Wherever "document" appears in a line, copy that line.

Data entries
---

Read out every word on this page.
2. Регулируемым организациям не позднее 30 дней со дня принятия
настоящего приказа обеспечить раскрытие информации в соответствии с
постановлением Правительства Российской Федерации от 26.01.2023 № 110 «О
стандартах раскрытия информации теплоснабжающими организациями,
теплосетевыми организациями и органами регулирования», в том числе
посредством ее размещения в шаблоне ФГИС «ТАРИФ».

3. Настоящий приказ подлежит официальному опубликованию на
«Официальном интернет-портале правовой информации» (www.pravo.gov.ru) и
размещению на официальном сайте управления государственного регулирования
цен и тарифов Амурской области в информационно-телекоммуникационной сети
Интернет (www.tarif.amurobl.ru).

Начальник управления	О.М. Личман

---

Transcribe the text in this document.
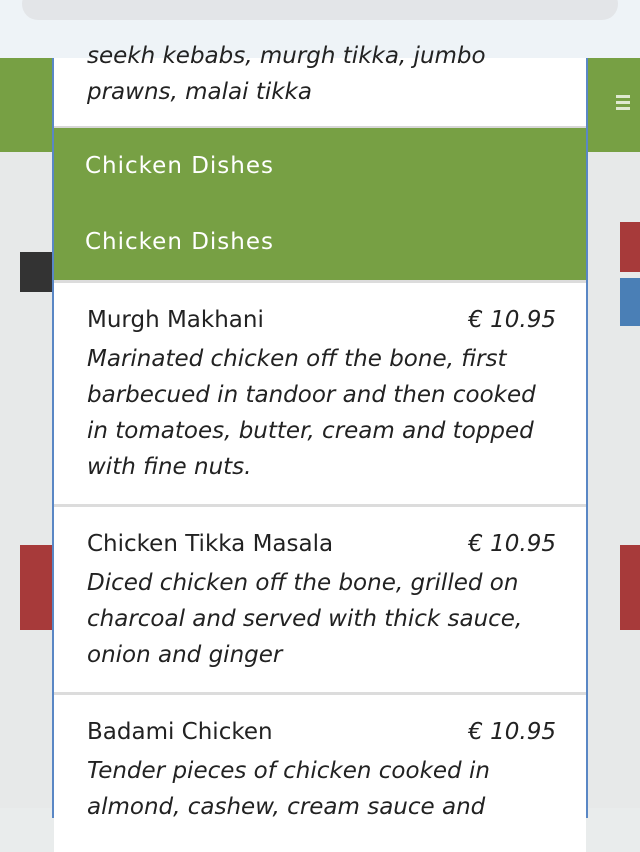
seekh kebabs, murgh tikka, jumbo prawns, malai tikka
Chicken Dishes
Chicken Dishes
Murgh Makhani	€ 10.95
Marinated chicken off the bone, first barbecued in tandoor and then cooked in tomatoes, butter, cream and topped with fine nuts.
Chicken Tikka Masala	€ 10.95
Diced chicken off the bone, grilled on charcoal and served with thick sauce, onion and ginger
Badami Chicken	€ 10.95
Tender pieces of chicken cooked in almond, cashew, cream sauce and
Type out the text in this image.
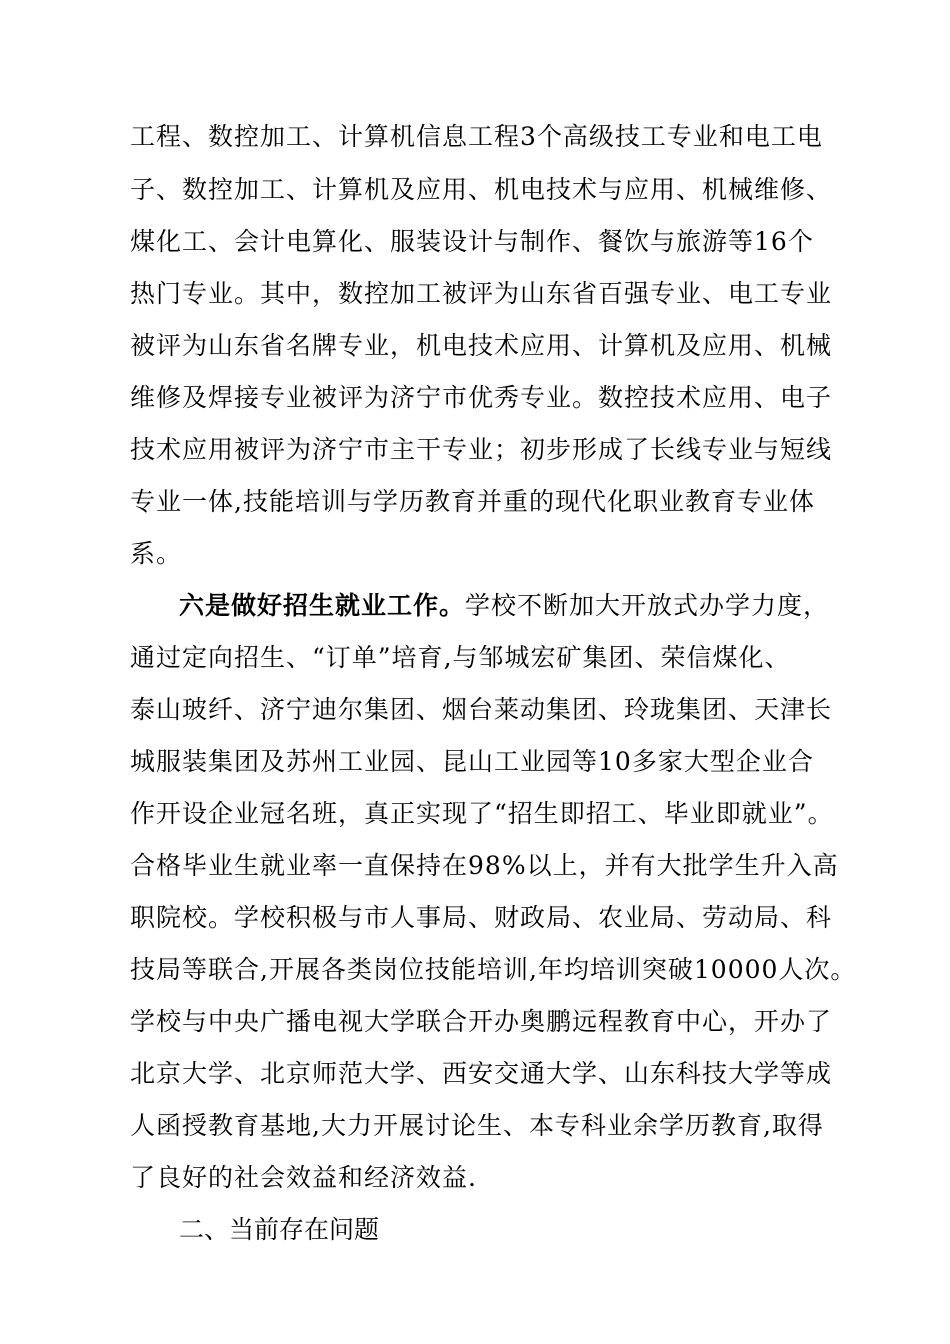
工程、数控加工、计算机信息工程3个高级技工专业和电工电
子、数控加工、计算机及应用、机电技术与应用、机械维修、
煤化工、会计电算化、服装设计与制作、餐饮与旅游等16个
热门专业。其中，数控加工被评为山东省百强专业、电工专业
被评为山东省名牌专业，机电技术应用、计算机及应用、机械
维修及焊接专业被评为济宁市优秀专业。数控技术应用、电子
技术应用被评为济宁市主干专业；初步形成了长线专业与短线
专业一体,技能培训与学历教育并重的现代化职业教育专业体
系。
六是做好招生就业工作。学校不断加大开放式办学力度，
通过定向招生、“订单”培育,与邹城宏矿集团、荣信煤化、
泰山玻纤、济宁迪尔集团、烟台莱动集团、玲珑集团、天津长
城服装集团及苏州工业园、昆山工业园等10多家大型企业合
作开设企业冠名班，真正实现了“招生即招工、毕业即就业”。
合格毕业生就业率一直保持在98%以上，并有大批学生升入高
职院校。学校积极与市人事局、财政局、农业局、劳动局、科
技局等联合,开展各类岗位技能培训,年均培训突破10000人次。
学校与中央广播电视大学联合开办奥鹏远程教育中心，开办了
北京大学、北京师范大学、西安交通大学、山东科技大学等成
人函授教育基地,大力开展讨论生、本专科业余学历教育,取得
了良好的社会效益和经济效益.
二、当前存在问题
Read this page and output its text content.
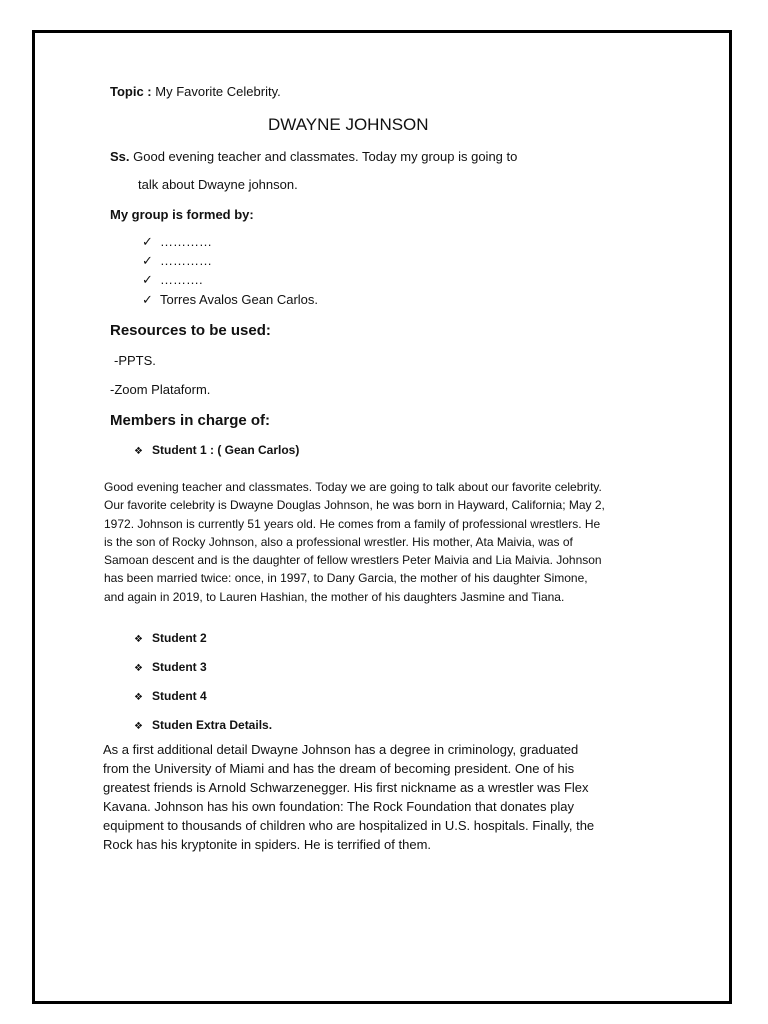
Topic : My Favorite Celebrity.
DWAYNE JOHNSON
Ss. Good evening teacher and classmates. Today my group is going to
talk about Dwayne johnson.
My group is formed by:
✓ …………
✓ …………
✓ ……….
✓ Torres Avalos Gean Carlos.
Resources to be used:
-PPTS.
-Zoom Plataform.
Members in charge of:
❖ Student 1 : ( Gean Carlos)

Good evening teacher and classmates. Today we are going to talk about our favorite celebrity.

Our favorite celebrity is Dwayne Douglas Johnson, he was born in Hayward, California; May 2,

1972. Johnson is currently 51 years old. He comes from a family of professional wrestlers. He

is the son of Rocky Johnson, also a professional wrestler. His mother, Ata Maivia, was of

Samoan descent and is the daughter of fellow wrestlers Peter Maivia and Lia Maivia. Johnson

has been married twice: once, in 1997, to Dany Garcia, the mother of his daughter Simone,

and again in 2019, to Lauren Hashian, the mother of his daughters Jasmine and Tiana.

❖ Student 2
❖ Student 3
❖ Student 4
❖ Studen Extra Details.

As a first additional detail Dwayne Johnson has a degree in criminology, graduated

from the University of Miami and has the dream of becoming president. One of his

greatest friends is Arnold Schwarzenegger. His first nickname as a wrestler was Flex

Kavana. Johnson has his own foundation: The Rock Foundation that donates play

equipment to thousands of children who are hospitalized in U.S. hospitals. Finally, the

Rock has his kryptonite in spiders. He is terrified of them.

---

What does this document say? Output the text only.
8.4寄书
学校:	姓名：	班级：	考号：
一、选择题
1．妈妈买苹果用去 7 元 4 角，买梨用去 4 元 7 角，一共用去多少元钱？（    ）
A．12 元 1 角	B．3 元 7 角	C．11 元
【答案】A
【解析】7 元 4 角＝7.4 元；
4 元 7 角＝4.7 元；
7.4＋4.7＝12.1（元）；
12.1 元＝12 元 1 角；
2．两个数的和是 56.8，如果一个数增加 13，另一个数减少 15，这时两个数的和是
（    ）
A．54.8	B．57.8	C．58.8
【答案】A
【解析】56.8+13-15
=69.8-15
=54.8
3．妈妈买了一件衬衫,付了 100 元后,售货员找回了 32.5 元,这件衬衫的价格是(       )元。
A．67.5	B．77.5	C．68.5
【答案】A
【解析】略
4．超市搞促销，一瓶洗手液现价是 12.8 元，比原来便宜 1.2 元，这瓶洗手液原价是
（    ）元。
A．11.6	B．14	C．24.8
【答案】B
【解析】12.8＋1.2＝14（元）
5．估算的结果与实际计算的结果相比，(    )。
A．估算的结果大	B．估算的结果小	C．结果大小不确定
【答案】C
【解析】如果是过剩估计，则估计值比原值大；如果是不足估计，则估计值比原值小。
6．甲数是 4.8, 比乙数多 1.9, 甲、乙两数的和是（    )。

---

### REPLY TO THE TASK:
Transcribe the text in this document.
What does this document say? Output the text only.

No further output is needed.